**Exercise details**
The records that follow should be retyped word for word.

**Given records**

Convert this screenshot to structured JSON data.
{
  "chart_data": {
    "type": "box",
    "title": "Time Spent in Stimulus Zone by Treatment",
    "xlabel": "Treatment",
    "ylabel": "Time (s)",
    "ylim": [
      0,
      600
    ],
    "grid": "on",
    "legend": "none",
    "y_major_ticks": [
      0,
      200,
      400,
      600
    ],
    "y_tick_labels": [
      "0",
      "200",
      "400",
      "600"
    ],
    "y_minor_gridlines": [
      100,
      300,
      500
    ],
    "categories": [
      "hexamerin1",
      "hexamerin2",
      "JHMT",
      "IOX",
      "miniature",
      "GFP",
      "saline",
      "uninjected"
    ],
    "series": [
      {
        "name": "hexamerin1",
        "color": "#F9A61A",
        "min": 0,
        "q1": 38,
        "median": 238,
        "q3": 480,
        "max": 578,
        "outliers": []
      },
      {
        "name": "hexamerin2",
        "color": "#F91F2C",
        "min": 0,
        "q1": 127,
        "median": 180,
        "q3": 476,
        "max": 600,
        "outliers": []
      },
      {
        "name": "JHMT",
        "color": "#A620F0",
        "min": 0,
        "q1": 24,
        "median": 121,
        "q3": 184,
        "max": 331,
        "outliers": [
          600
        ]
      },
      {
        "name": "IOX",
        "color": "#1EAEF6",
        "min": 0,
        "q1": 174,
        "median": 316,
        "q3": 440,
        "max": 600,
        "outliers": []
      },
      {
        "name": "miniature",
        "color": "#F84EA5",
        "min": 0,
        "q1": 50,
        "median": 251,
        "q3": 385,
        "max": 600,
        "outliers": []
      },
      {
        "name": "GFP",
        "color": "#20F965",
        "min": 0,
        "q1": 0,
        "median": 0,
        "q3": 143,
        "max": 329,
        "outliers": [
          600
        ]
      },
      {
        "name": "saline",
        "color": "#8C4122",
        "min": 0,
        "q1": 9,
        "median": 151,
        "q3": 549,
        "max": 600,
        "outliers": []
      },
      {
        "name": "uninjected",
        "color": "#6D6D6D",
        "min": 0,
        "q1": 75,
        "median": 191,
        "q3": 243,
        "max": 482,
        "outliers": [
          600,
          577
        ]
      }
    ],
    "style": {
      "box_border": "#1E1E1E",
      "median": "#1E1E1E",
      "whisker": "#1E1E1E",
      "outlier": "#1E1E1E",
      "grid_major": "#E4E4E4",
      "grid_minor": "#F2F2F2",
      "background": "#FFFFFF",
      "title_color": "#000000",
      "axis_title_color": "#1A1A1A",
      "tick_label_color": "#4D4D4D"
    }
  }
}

**The output**
Convert this screenshot to structured JSON data.
{
  "chart_data": {
    "type": "box",
    "title": "Time Spent in Stimulus Zone by Treatment",
    "xlabel": "Treatment",
    "ylabel": "Time (s)",
    "ylim": [
      0,
      600
    ],
    "grid": "on",
    "legend": "none",
    "y_major_ticks": [
      0,
      200,
      400,
      600
    ],
    "y_tick_labels": [
      "0",
      "200",
      "400",
      "600"
    ],
    "y_minor_gridlines": [
      100,
      300,
      500
    ],
    "categories": [
      "hexamerin1",
      "hexamerin2",
      "JHMT",
      "IOX",
      "miniature",
      "GFP",
      "saline",
      "uninjected"
    ],
    "series": [
      {
        "name": "hexamerin1",
        "color": "#F9A61A",
        "min": 0,
        "q1": 38,
        "median": 238,
        "q3": 480,
        "max": 578,
        "outliers": []
      },
      {
        "name": "hexamerin2",
        "color": "#F91F2C",
        "min": 0,
        "q1": 127,
        "median": 180,
        "q3": 476,
        "max": 600,
        "outliers": []
      },
      {
        "name": "JHMT",
        "color": "#A620F0",
        "min": 0,
        "q1": 24,
        "median": 121,
        "q3": 184,
        "max": 331,
        "outliers": [
          600
        ]
      },
      {
        "name": "IOX",
        "color": "#1EAEF6",
        "min": 0,
        "q1": 174,
        "median": 316,
        "q3": 440,
        "max": 600,
        "outliers": []
      },
      {
        "name": "miniature",
        "color": "#F84EA5",
        "min": 0,
        "q1": 50,
        "median": 251,
        "q3": 385,
        "max": 600,
        "outliers": []
      },
      {
        "name": "GFP",
        "color": "#20F965",
        "min": 0,
        "q1": 0,
        "median": 0,
        "q3": 143,
        "max": 329,
        "outliers": [
          600
        ]
      },
      {
        "name": "saline",
        "color": "#8C4122",
        "min": 0,
        "q1": 9,
        "median": 151,
        "q3": 549,
        "max": 600,
        "outliers": []
      },
      {
        "name": "uninjected",
        "color": "#6D6D6D",
        "min": 0,
        "q1": 75,
        "median": 191,
        "q3": 243,
        "max": 482,
        "outliers": [
          600,
          577
        ]
      }
    ],
    "style": {
      "box_border": "#1E1E1E",
      "median": "#1E1E1E",
      "whisker": "#1E1E1E",
      "outlier": "#1E1E1E",
      "grid_major": "#E4E4E4",
      "grid_minor": "#F2F2F2",
      "background": "#FFFFFF",
      "title_color": "#000000",
      "axis_title_color": "#1A1A1A",
      "tick_label_color": "#4D4D4D"
    }
  }
}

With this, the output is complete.